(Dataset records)
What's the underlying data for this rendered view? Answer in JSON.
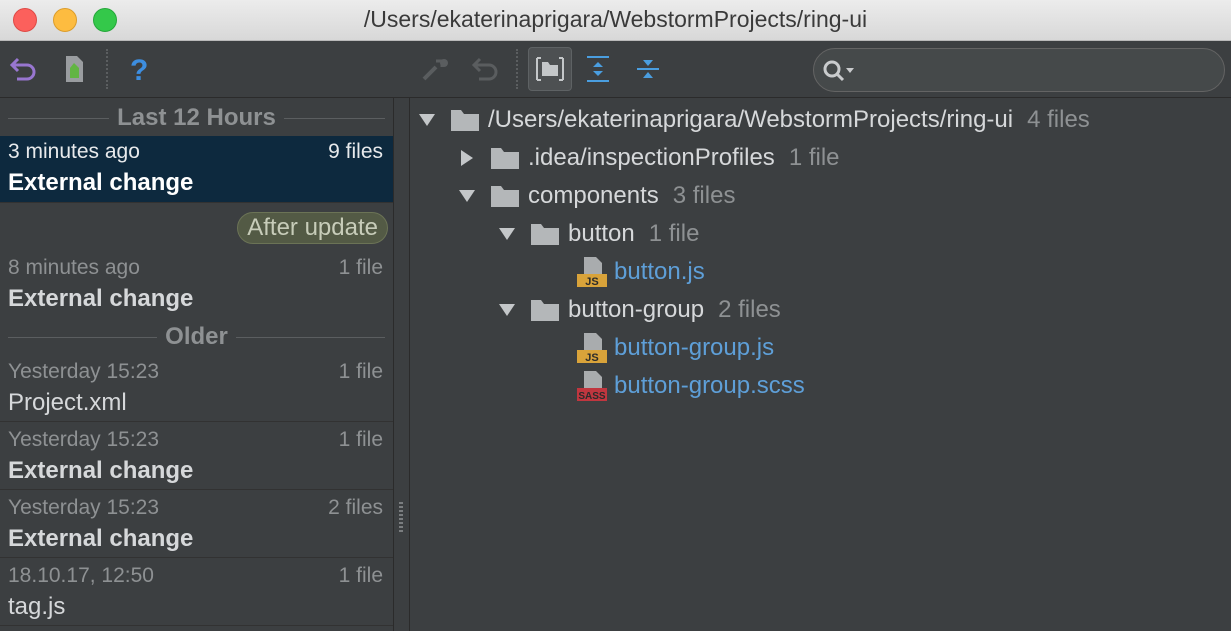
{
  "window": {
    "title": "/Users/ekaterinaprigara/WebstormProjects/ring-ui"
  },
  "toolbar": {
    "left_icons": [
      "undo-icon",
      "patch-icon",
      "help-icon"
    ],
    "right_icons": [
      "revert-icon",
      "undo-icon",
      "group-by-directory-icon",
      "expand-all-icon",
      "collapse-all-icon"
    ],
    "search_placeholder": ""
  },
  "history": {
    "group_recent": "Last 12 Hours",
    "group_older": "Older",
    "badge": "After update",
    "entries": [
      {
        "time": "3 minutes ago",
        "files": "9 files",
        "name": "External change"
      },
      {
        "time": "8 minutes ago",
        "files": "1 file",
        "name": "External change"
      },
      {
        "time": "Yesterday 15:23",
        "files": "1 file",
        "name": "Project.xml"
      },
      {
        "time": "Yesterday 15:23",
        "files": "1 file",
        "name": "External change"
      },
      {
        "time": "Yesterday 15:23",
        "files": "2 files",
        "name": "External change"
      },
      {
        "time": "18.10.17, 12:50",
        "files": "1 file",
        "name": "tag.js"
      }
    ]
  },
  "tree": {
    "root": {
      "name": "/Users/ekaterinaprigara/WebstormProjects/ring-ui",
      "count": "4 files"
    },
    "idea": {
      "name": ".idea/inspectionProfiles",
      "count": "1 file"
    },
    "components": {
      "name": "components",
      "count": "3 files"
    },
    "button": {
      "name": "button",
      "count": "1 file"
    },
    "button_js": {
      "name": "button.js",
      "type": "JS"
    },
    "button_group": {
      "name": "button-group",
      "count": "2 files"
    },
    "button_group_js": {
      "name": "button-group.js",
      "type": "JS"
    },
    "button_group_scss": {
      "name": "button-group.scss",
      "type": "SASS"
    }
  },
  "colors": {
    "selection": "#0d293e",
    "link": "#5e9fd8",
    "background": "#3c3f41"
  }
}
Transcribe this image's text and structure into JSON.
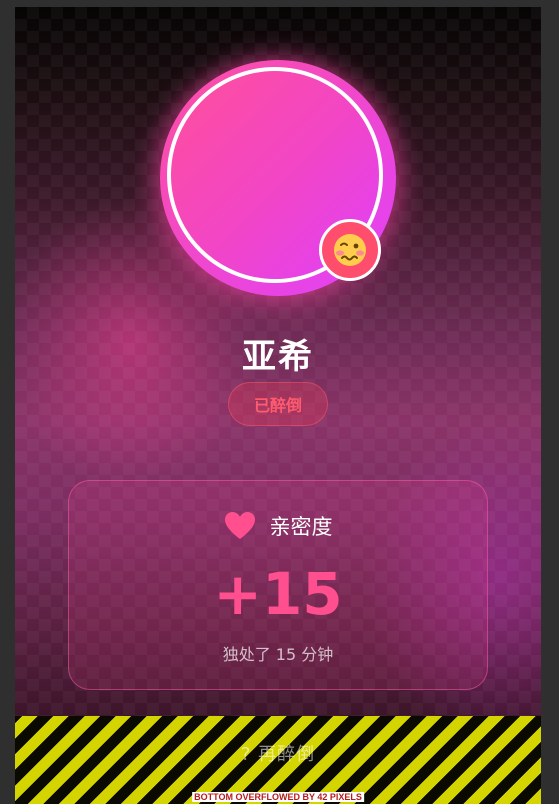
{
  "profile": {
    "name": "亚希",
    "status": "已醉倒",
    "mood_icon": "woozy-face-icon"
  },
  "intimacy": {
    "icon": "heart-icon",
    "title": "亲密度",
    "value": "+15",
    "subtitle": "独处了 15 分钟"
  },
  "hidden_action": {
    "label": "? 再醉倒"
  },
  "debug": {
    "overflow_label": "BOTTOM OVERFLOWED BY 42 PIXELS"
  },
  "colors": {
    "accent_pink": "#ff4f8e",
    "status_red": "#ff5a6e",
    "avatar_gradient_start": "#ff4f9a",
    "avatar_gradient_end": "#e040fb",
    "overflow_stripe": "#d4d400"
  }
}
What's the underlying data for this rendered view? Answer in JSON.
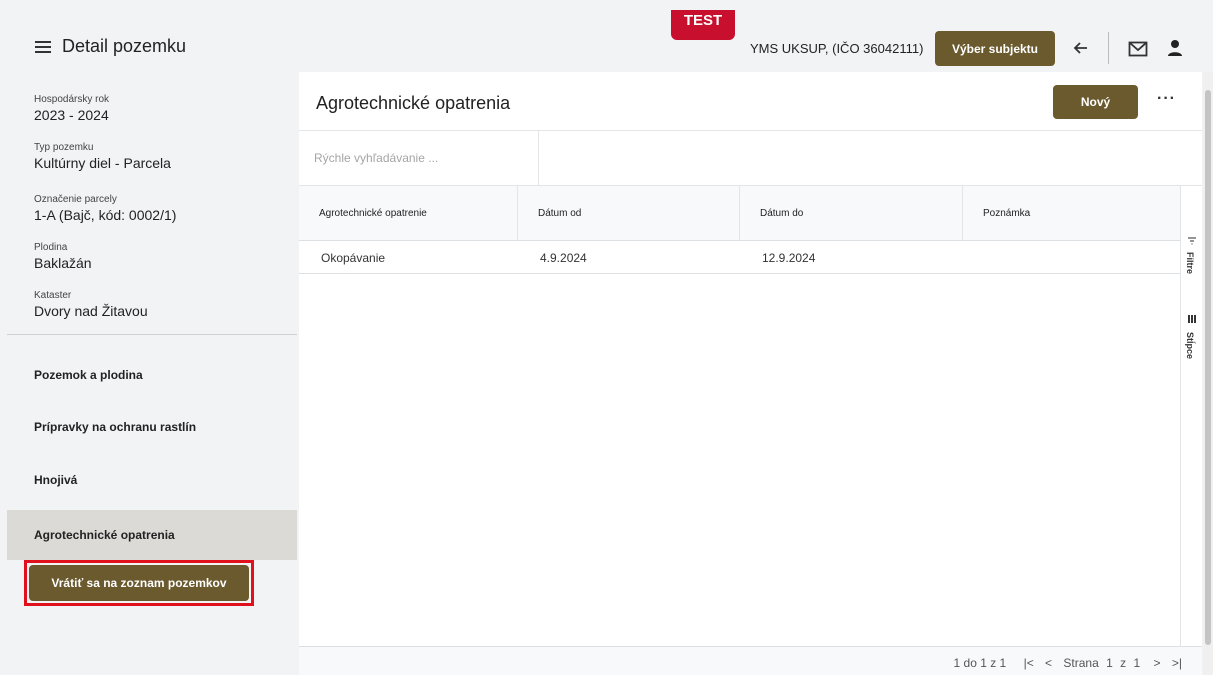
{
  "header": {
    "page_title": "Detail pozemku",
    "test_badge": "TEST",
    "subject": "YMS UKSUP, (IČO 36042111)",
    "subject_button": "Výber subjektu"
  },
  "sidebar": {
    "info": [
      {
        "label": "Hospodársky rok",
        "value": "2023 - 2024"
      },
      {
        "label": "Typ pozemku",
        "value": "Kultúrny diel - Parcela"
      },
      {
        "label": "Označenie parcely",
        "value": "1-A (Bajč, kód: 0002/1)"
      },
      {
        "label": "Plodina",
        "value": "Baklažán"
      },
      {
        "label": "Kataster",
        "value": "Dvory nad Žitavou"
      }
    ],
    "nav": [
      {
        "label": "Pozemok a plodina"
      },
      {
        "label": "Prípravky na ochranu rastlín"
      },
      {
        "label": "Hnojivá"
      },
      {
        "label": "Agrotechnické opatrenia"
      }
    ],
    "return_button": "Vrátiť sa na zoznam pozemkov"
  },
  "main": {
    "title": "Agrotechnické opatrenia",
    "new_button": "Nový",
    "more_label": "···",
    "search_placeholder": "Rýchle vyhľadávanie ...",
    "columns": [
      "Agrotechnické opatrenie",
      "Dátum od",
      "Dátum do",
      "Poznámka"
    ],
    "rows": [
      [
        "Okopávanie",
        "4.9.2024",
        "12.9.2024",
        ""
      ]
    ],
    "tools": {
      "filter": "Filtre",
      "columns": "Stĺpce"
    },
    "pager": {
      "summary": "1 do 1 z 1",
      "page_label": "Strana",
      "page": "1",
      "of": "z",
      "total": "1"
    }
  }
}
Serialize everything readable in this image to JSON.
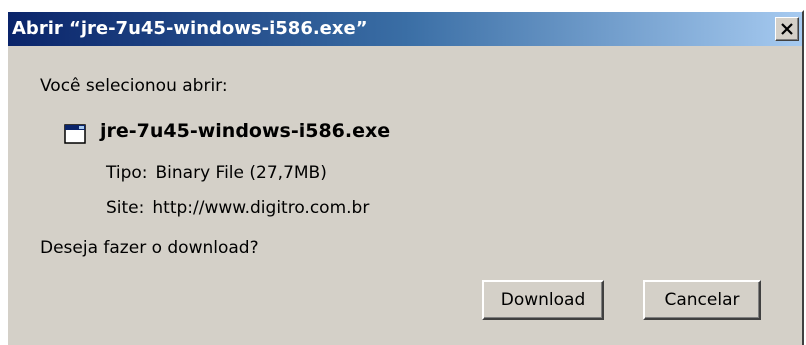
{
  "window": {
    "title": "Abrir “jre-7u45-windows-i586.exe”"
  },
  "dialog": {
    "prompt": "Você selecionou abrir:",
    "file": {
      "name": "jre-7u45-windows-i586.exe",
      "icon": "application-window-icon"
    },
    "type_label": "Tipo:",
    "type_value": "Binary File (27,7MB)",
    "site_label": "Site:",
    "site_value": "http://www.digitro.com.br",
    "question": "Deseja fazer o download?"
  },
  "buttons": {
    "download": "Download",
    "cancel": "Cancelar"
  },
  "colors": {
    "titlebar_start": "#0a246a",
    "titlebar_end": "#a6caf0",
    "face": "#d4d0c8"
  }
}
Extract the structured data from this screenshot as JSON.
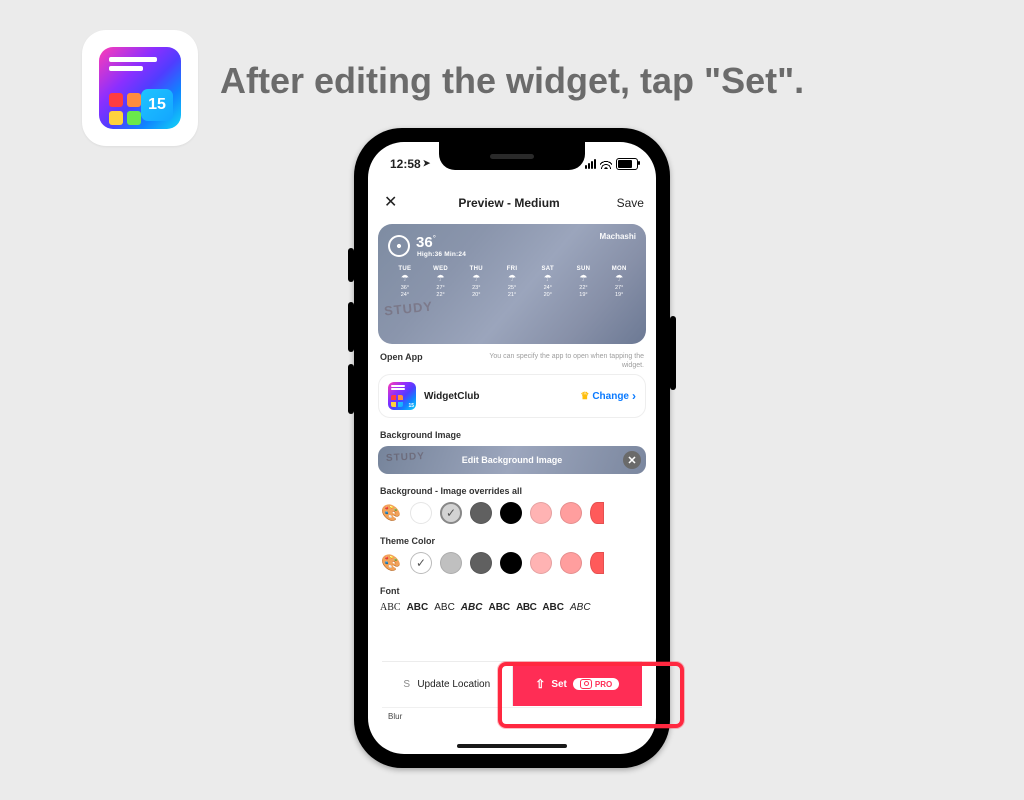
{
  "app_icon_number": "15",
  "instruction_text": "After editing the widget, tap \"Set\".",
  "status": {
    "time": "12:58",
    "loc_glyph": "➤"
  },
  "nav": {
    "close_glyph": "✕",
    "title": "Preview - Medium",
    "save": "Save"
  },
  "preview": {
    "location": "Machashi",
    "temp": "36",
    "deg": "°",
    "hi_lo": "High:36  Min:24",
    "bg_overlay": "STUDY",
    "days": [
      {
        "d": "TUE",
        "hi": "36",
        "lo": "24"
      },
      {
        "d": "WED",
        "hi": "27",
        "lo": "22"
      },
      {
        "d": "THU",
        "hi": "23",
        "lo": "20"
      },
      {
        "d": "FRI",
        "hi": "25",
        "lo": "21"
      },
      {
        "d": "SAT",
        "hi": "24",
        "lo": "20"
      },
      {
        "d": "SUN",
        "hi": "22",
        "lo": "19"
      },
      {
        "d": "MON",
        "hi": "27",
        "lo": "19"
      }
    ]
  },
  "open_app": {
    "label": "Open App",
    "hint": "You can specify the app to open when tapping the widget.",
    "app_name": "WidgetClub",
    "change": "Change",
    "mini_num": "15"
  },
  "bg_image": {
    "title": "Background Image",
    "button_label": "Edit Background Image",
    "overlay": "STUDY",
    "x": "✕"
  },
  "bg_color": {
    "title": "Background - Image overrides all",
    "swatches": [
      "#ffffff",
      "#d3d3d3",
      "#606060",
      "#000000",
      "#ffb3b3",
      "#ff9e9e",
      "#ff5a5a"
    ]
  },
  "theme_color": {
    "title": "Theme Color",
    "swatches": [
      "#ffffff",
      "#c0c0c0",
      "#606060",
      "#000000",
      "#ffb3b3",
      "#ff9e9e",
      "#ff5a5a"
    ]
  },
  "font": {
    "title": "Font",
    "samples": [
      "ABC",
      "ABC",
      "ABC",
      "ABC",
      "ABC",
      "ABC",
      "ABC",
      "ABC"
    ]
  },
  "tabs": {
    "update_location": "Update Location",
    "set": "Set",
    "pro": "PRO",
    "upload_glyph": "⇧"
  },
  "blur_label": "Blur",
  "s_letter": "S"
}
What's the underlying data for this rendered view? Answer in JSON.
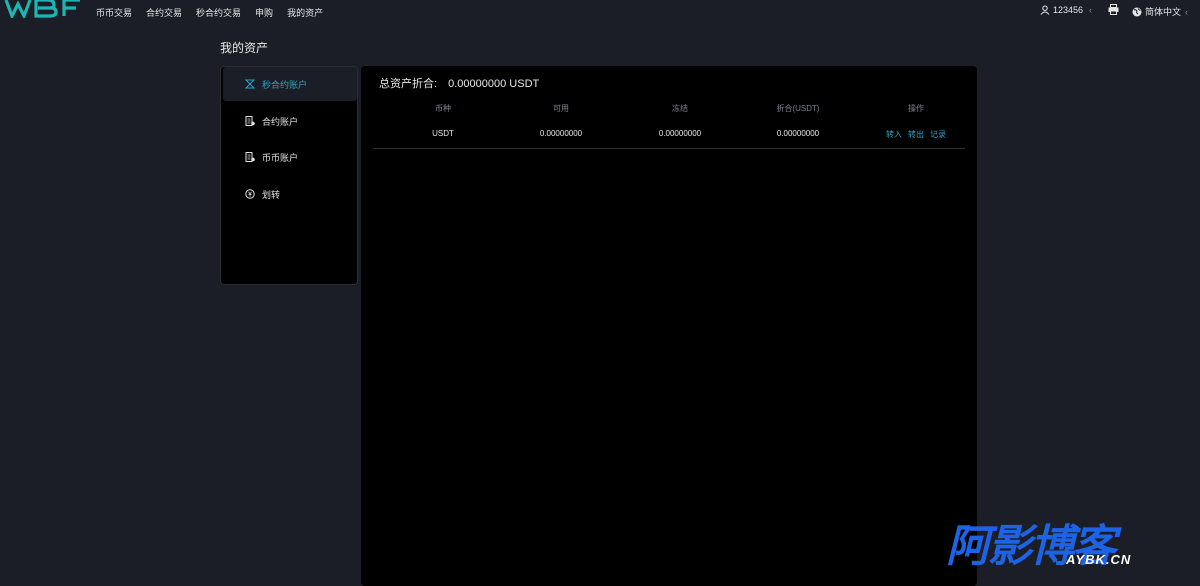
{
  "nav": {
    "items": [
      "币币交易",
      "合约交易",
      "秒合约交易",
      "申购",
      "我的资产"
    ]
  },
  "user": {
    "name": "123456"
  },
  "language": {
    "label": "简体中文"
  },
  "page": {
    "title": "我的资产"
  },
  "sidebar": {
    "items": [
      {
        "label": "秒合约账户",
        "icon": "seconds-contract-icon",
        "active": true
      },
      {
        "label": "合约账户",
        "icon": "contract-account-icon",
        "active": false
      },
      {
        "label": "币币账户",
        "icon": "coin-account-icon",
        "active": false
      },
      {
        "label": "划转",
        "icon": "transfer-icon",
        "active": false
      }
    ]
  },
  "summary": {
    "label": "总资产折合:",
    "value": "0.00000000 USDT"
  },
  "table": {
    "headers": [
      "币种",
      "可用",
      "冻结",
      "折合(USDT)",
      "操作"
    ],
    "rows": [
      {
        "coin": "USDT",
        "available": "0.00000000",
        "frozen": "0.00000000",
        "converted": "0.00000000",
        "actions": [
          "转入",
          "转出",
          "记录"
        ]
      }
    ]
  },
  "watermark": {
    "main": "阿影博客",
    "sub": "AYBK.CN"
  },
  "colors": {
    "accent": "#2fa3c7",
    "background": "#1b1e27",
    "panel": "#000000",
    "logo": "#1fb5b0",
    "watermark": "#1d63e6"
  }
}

** Request **
Pick out, from the lines above, every one that contains the string "time".

** Solution for this problem **
        "time": "3 minutes ago",
        "time": "8 minutes ago",
        "time": "Yesterday 15:23",
        "time": "Yesterday 15:23",
        "time": "Yesterday 15:23",
        "time": "18.10.17, 12:50",
    "time": "12:58",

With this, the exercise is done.